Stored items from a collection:
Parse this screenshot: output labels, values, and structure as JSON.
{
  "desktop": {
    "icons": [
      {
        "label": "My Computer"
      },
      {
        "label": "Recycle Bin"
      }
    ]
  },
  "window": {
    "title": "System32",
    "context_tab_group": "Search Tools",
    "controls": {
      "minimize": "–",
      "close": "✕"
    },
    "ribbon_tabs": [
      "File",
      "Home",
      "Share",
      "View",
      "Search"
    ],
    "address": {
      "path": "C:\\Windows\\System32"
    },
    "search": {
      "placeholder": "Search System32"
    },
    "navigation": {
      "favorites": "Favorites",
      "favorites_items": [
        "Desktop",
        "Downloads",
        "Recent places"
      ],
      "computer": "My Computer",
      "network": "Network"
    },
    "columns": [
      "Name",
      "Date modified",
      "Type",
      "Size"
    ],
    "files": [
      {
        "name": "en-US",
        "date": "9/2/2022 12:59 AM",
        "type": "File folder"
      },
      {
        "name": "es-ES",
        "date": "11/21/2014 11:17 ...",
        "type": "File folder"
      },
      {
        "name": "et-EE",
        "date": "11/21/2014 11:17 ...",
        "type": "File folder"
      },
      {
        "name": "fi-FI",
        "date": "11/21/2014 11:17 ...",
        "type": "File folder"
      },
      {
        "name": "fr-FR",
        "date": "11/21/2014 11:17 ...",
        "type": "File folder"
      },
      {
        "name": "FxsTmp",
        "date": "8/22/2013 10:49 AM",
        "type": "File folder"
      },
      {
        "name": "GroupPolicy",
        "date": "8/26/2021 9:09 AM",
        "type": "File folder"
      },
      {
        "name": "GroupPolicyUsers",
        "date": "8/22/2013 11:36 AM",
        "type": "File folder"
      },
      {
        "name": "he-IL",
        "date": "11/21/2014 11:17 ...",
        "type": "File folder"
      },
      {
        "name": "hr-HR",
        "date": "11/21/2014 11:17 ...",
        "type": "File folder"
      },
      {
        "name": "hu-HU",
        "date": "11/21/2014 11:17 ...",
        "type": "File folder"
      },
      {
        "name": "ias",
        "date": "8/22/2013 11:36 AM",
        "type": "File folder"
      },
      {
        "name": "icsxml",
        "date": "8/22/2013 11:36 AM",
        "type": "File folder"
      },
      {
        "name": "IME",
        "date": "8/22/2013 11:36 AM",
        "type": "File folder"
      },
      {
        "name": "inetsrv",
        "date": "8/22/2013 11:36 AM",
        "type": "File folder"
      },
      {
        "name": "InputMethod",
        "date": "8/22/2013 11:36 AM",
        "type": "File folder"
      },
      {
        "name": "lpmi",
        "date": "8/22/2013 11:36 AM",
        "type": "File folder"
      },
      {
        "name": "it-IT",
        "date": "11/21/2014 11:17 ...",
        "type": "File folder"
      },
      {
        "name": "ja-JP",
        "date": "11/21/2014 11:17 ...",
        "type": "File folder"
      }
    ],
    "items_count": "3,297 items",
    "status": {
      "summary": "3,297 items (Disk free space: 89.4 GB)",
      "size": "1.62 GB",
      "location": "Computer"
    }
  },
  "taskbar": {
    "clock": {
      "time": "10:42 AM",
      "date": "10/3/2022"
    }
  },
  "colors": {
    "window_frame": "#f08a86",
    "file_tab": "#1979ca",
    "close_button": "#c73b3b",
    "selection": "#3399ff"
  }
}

= Aim =
Would you reproduce all the entries exactly?

= Written reply =
Parse this screenshot: output labels, values, and structure as JSON.
{
  "desktop": {
    "icons": [
      {
        "label": "My Computer"
      },
      {
        "label": "Recycle Bin"
      }
    ]
  },
  "window": {
    "title": "System32",
    "context_tab_group": "Search Tools",
    "controls": {
      "minimize": "–",
      "close": "✕"
    },
    "ribbon_tabs": [
      "File",
      "Home",
      "Share",
      "View",
      "Search"
    ],
    "address": {
      "path": "C:\\Windows\\System32"
    },
    "search": {
      "placeholder": "Search System32"
    },
    "navigation": {
      "favorites": "Favorites",
      "favorites_items": [
        "Desktop",
        "Downloads",
        "Recent places"
      ],
      "computer": "My Computer",
      "network": "Network"
    },
    "columns": [
      "Name",
      "Date modified",
      "Type",
      "Size"
    ],
    "files": [
      {
        "name": "en-US",
        "date": "9/2/2022 12:59 AM",
        "type": "File folder"
      },
      {
        "name": "es-ES",
        "date": "11/21/2014 11:17 ...",
        "type": "File folder"
      },
      {
        "name": "et-EE",
        "date": "11/21/2014 11:17 ...",
        "type": "File folder"
      },
      {
        "name": "fi-FI",
        "date": "11/21/2014 11:17 ...",
        "type": "File folder"
      },
      {
        "name": "fr-FR",
        "date": "11/21/2014 11:17 ...",
        "type": "File folder"
      },
      {
        "name": "FxsTmp",
        "date": "8/22/2013 10:49 AM",
        "type": "File folder"
      },
      {
        "name": "GroupPolicy",
        "date": "8/26/2021 9:09 AM",
        "type": "File folder"
      },
      {
        "name": "GroupPolicyUsers",
        "date": "8/22/2013 11:36 AM",
        "type": "File folder"
      },
      {
        "name": "he-IL",
        "date": "11/21/2014 11:17 ...",
        "type": "File folder"
      },
      {
        "name": "hr-HR",
        "date": "11/21/2014 11:17 ...",
        "type": "File folder"
      },
      {
        "name": "hu-HU",
        "date": "11/21/2014 11:17 ...",
        "type": "File folder"
      },
      {
        "name": "ias",
        "date": "8/22/2013 11:36 AM",
        "type": "File folder"
      },
      {
        "name": "icsxml",
        "date": "8/22/2013 11:36 AM",
        "type": "File folder"
      },
      {
        "name": "IME",
        "date": "8/22/2013 11:36 AM",
        "type": "File folder"
      },
      {
        "name": "inetsrv",
        "date": "8/22/2013 11:36 AM",
        "type": "File folder"
      },
      {
        "name": "InputMethod",
        "date": "8/22/2013 11:36 AM",
        "type": "File folder"
      },
      {
        "name": "lpmi",
        "date": "8/22/2013 11:36 AM",
        "type": "File folder"
      },
      {
        "name": "it-IT",
        "date": "11/21/2014 11:17 ...",
        "type": "File folder"
      },
      {
        "name": "ja-JP",
        "date": "11/21/2014 11:17 ...",
        "type": "File folder"
      }
    ],
    "items_count": "3,297 items",
    "status": {
      "summary": "3,297 items (Disk free space: 89.4 GB)",
      "size": "1.62 GB",
      "location": "Computer"
    }
  },
  "taskbar": {
    "clock": {
      "time": "10:42 AM",
      "date": "10/3/2022"
    }
  },
  "colors": {
    "window_frame": "#f08a86",
    "file_tab": "#1979ca",
    "close_button": "#c73b3b",
    "selection": "#3399ff"
  }
}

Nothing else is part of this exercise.